::: Data for processing

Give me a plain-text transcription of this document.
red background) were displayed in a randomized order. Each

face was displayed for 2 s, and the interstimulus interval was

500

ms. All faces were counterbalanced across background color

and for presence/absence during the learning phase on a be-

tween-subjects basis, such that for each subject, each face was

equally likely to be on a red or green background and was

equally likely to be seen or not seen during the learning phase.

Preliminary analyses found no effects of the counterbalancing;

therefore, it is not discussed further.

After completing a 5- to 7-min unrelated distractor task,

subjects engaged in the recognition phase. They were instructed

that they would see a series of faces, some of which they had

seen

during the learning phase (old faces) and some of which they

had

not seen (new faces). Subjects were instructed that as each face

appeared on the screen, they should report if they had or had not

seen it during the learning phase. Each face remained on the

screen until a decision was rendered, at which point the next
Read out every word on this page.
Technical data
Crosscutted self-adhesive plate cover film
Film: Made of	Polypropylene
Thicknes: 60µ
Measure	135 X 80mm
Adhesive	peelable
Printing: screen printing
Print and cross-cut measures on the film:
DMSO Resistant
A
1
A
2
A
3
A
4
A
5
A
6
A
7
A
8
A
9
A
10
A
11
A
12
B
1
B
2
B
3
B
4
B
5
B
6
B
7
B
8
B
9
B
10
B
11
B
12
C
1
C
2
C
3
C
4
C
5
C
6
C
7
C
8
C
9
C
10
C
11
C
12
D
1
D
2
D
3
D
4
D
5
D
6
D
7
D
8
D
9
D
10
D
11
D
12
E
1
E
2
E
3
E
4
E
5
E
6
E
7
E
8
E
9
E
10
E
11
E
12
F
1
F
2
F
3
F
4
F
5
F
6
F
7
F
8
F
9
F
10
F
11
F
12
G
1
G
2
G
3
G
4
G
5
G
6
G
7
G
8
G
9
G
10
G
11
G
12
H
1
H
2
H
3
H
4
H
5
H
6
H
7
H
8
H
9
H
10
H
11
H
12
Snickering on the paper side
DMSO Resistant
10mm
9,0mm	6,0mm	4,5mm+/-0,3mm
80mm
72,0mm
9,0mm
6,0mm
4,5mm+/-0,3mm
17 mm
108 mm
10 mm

::::::

▶ [What you should do]
Tally the lines in this data that hold the word "equally" and state only the count.

▶ [Answer to the problem]
2